Brano da leggere:
——————

Il piano climatico di Biden deve affrontare uno dei peggiori inquinatori: l’esercito americano

di David Saveliev

da https://responsiblestatecraft.org/

Traduzione di Marco Pondrelli per Marx21.it

L’esercito degli Stati Uniti è il più grande inquinatore mondiale, la risposta non è certamente trasformare la guerra facendola diventare ‘verde’, l’unica soluzione è la fine delle guerre imperialiste statunitensi

Il presidente Biden questa settimana a Glasgow, al summit COP26, ha chiamato il cambiamento climatico “la minaccia esistenziale per l’esistenza umana” e ha giurato che gli Stati Uniti avrebbero guidato la questione “con la forza del nostro esempio”. Ma allo stesso tempo, però, sembra ignorare la minaccia proveniente dal più grande inquinatore americano – l’esercito degli Stati Uniti. Le forze armate americane non stanno solo distruggendo l’ambiente attraverso le loro operazioni dirette, ma la loro stessa natura rende l’esercito intrinsecamente dipendente dalla combustione di tonnellate di combustibili fossili.

——————

Consegna: Prosegui l'articolo sull'inquinamento causato dall'esercito degli Stati Uniti, partendo dopo l'ultima frase riportata.

——————

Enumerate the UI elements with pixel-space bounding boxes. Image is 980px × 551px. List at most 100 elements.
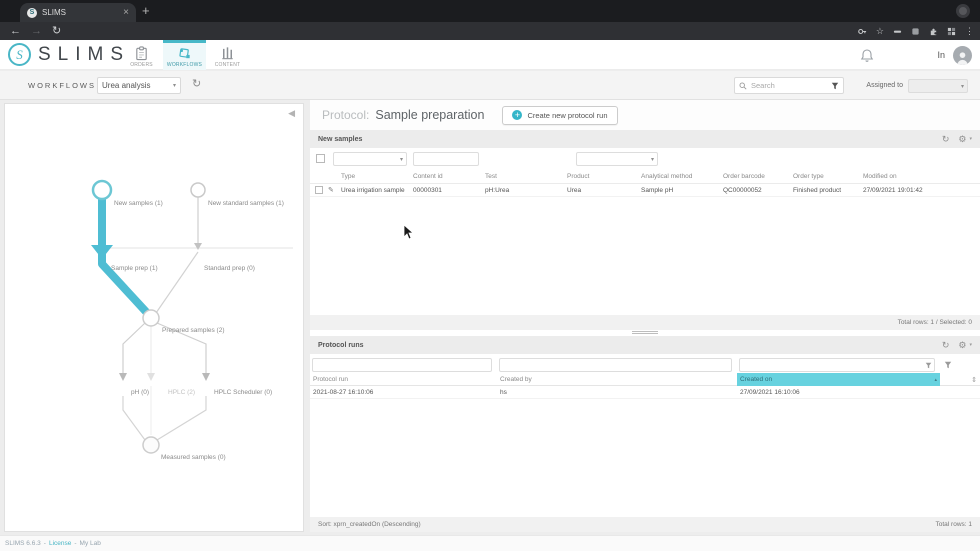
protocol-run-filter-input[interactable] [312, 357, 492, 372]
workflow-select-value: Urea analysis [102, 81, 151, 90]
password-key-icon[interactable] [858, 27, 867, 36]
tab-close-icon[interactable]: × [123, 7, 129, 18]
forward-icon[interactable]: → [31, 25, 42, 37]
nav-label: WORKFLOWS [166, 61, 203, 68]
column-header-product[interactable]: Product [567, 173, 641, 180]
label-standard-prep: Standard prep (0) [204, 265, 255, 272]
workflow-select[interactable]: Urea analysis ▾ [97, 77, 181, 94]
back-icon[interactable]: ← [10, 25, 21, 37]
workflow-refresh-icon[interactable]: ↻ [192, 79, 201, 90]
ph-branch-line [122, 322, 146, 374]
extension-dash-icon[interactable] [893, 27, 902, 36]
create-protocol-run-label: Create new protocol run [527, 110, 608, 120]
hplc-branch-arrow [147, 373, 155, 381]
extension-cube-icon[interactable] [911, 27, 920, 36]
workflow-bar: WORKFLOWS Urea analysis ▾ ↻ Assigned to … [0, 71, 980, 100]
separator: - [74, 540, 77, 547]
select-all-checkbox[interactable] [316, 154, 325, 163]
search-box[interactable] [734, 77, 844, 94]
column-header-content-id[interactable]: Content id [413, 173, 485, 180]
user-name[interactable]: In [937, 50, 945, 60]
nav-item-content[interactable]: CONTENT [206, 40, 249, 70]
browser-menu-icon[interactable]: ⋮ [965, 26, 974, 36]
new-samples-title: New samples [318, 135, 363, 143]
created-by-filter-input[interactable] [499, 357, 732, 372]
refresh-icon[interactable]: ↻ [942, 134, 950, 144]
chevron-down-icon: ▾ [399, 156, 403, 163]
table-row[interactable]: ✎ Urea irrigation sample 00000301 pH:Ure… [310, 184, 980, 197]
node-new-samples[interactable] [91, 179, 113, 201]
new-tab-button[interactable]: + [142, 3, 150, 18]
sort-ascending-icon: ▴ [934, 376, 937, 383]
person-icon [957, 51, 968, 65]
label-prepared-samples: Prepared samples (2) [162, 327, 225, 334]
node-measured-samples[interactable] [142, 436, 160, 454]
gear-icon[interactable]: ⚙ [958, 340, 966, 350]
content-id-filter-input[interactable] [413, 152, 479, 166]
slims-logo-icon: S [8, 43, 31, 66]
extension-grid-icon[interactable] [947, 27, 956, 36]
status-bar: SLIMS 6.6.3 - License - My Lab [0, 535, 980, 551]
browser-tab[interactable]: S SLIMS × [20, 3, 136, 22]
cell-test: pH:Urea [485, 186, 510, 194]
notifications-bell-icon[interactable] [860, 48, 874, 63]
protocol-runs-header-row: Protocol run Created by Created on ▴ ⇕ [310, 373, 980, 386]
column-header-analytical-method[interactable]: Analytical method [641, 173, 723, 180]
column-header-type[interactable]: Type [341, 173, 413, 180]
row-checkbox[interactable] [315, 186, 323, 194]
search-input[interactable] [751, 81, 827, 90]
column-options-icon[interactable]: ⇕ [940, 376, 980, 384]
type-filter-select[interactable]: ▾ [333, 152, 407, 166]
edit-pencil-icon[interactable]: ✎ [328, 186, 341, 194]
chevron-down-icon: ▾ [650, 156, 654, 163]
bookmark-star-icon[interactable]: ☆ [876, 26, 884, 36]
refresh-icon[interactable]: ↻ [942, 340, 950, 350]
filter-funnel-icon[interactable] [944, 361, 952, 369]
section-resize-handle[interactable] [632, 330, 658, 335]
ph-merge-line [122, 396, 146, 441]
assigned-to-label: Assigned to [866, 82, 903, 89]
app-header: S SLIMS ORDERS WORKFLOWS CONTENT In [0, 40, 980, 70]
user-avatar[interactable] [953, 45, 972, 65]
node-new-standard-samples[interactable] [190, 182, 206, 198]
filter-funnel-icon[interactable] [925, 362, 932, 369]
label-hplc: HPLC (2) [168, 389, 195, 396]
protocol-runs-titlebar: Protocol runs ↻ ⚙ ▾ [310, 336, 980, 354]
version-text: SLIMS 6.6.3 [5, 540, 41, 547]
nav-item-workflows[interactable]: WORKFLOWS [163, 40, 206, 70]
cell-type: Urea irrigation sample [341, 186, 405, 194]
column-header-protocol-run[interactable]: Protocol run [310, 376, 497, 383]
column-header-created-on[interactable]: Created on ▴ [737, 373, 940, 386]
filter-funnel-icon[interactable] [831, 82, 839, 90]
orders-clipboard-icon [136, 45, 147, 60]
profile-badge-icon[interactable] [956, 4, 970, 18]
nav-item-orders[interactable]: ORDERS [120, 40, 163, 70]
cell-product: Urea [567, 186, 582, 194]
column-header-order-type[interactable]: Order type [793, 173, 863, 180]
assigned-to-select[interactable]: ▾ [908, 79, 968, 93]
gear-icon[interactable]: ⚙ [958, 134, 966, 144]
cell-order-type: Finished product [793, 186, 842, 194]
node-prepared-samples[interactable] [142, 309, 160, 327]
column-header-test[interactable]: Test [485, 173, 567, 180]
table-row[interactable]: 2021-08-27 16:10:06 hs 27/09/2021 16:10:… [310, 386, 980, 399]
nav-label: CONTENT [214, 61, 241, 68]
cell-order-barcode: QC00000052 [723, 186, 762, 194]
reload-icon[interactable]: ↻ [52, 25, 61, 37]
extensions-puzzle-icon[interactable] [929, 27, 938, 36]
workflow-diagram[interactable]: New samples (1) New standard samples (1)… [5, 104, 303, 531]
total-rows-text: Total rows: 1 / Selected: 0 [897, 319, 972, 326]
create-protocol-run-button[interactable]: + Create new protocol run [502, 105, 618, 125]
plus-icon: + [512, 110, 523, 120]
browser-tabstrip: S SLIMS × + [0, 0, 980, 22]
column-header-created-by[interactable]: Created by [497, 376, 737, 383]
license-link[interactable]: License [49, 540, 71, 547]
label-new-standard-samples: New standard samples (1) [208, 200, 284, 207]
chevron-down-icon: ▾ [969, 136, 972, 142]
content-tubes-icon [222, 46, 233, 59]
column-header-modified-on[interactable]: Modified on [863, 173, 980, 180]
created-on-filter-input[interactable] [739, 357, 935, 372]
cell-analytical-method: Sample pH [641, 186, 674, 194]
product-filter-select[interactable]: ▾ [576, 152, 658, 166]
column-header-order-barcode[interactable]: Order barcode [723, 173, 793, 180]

——————

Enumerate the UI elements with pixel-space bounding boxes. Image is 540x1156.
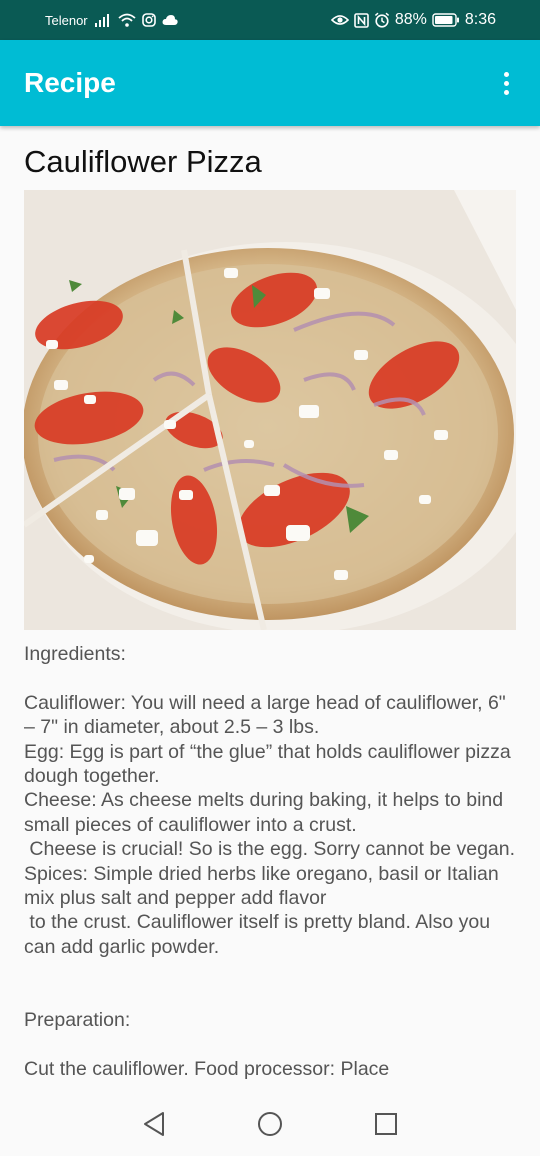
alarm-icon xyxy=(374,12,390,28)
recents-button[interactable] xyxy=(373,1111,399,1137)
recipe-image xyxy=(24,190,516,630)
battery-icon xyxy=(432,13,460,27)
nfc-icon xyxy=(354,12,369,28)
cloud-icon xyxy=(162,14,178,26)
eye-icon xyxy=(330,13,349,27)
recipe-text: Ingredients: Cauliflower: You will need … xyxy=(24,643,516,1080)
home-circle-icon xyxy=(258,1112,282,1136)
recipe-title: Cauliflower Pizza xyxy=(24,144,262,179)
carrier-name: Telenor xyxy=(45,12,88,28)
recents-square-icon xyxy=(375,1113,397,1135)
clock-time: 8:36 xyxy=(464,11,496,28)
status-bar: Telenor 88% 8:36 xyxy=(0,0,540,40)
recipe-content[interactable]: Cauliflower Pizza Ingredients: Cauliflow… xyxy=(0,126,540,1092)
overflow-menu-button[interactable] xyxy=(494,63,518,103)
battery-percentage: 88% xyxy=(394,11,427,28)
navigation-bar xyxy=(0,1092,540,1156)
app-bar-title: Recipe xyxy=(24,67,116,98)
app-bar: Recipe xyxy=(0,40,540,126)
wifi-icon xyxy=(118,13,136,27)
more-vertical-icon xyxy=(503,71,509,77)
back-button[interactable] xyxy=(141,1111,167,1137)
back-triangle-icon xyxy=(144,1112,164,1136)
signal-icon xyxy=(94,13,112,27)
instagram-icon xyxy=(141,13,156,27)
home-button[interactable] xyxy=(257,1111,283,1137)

——————

Risposta:
Il Dipartimento della Difesa degli Stati Uniti è infatti il più grande consumatore di petrolio al mondo. Nel 2019 un rapporto ha scoperto che se l’esercito fosse un paese, sarebbe il 47° più grande emettitore di gas serra.

Secondo Jeff Colgan, direttore del Climate Solutions Lab della Brown University, i militari hanno operato con una mentalità “niente carburante, niente vittoria”. I combustibili fossili, dice, hanno un’alta densità di energia, rendendoli spesso l’unico combustibile disponibile per la maggior parte delle operazioni militari, specialmente all’estero dove c’è poca o nessuna infrastruttura per l’energia verde.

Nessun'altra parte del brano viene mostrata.